> **To be done**:
Repeat the data that follows, word for word, without the images.

> **Given entries**:

________

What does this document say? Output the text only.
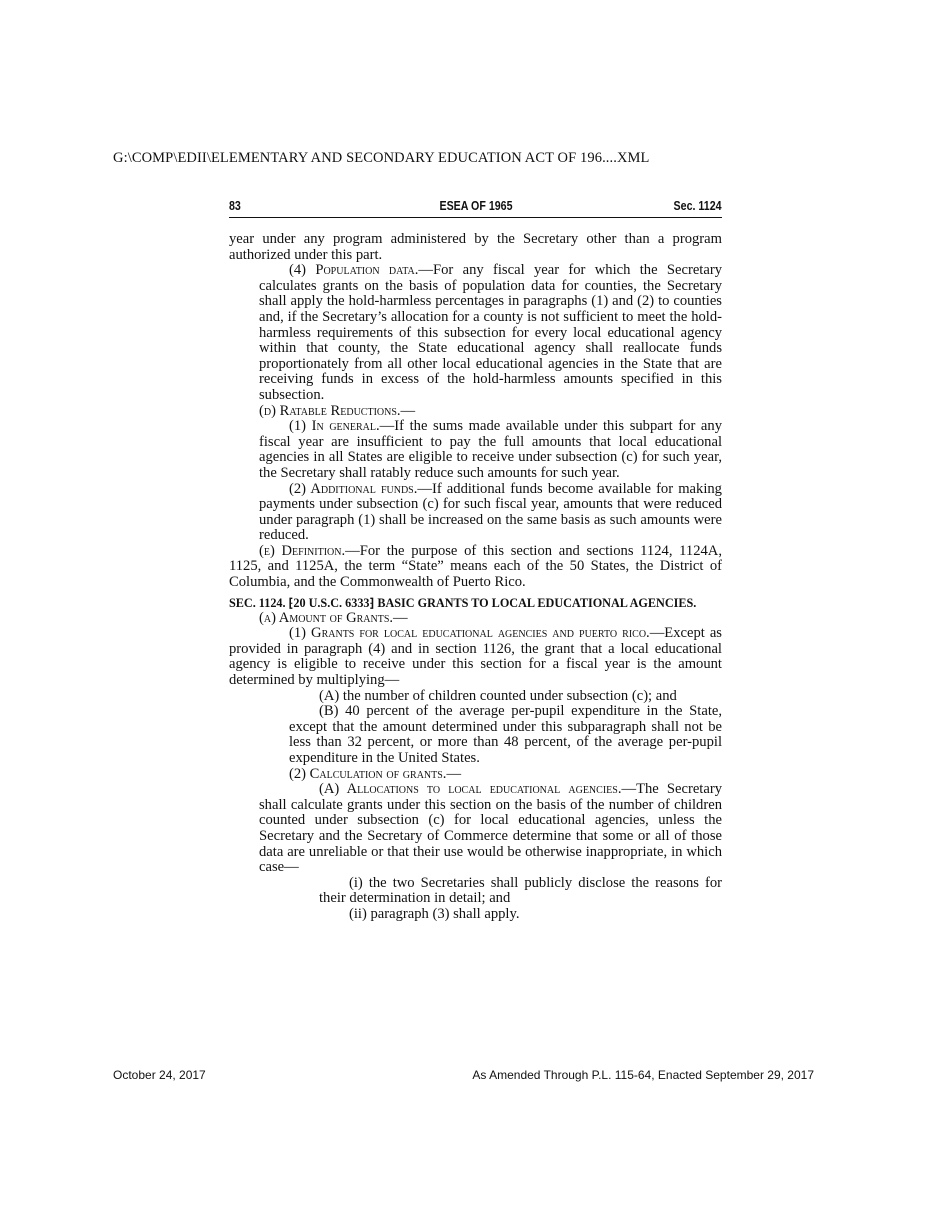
G:\COMP\EDII\ELEMENTARY AND SECONDARY EDUCATION ACT OF 196....XML
83	ESEA OF 1965	Sec. 1124

year under any program administered by the Secretary other than a program authorized under this part.

(4) Population data.—For any fiscal year for which the Secretary calculates grants on the basis of population data for counties, the Secretary shall apply the hold-harmless percentages in paragraphs (1) and (2) to counties and, if the Secretary’s allocation for a county is not sufficient to meet the hold-harmless requirements of this subsection for every local educational agency within that county, the State educational agency shall reallocate funds proportionately from all other local educational agencies in the State that are receiving funds in excess of the hold-harmless amounts specified in this subsection.

(d) Ratable Reductions.—

(1) In general.—If the sums made available under this subpart for any fiscal year are insufficient to pay the full amounts that local educational agencies in all States are eligible to receive under subsection (c) for such year, the Secretary shall ratably reduce such amounts for such year.

(2) Additional funds.—If additional funds become available for making payments under subsection (c) for such fiscal year, amounts that were reduced under paragraph (1) shall be increased on the same basis as such amounts were reduced.

(e) Definition.—For the purpose of this section and sections 1124, 1124A, 1125, and 1125A, the term “State” means each of the 50 States, the District of Columbia, and the Commonwealth of Puerto Rico.

SEC. 1124. ⁅20 U.S.C. 6333⁆ BASIC GRANTS TO LOCAL EDUCATIONAL AGENCIES.

(a) Amount of Grants.—

(1) Grants for local educational agencies and puerto rico.—Except as provided in paragraph (4) and in section 1126, the grant that a local educational agency is eligible to receive under this section for a fiscal year is the amount determined by multiplying—

(A) the number of children counted under subsection (c); and

(B) 40 percent of the average per-pupil expenditure in the State, except that the amount determined under this subparagraph shall not be less than 32 percent, or more than 48 percent, of the average per-pupil expenditure in the United States.

(2) Calculation of grants.—

(A) Allocations to local educational agencies.—The Secretary shall calculate grants under this section on the basis of the number of children counted under subsection (c) for local educational agencies, unless the Secretary and the Secretary of Commerce determine that some or all of those data are unreliable or that their use would be otherwise inappropriate, in which case—

(i) the two Secretaries shall publicly disclose the reasons for their determination in detail; and

(ii) paragraph (3) shall apply.

October 24, 2017	As Amended Through P.L. 115-64, Enacted September 29, 2017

________

> **Result of the exercise**:
What does this document say? Output the text only.
G:\COMP\EDII\ELEMENTARY AND SECONDARY EDUCATION ACT OF 196....XML
83	ESEA OF 1965	Sec. 1124

year under any program administered by the Secretary other than a program authorized under this part.

(4) Population data.—For any fiscal year for which the Secretary calculates grants on the basis of population data for counties, the Secretary shall apply the hold-harmless percentages in paragraphs (1) and (2) to counties and, if the Secretary’s allocation for a county is not sufficient to meet the hold-harmless requirements of this subsection for every local educational agency within that county, the State educational agency shall reallocate funds proportionately from all other local educational agencies in the State that are receiving funds in excess of the hold-harmless amounts specified in this subsection.

(d) Ratable Reductions.—

(1) In general.—If the sums made available under this subpart for any fiscal year are insufficient to pay the full amounts that local educational agencies in all States are eligible to receive under subsection (c) for such year, the Secretary shall ratably reduce such amounts for such year.

(2) Additional funds.—If additional funds become available for making payments under subsection (c) for such fiscal year, amounts that were reduced under paragraph (1) shall be increased on the same basis as such amounts were reduced.

(e) Definition.—For the purpose of this section and sections 1124, 1124A, 1125, and 1125A, the term “State” means each of the 50 States, the District of Columbia, and the Commonwealth of Puerto Rico.

SEC. 1124. ⁅20 U.S.C. 6333⁆ BASIC GRANTS TO LOCAL EDUCATIONAL AGENCIES.

(a) Amount of Grants.—

(1) Grants for local educational agencies and puerto rico.—Except as provided in paragraph (4) and in section 1126, the grant that a local educational agency is eligible to receive under this section for a fiscal year is the amount determined by multiplying—

(A) the number of children counted under subsection (c); and

(B) 40 percent of the average per-pupil expenditure in the State, except that the amount determined under this subparagraph shall not be less than 32 percent, or more than 48 percent, of the average per-pupil expenditure in the United States.

(2) Calculation of grants.—

(A) Allocations to local educational agencies.—The Secretary shall calculate grants under this section on the basis of the number of children counted under subsection (c) for local educational agencies, unless the Secretary and the Secretary of Commerce determine that some or all of those data are unreliable or that their use would be otherwise inappropriate, in which case—

(i) the two Secretaries shall publicly disclose the reasons for their determination in detail; and

(ii) paragraph (3) shall apply.

October 24, 2017	As Amended Through P.L. 115-64, Enacted September 29, 2017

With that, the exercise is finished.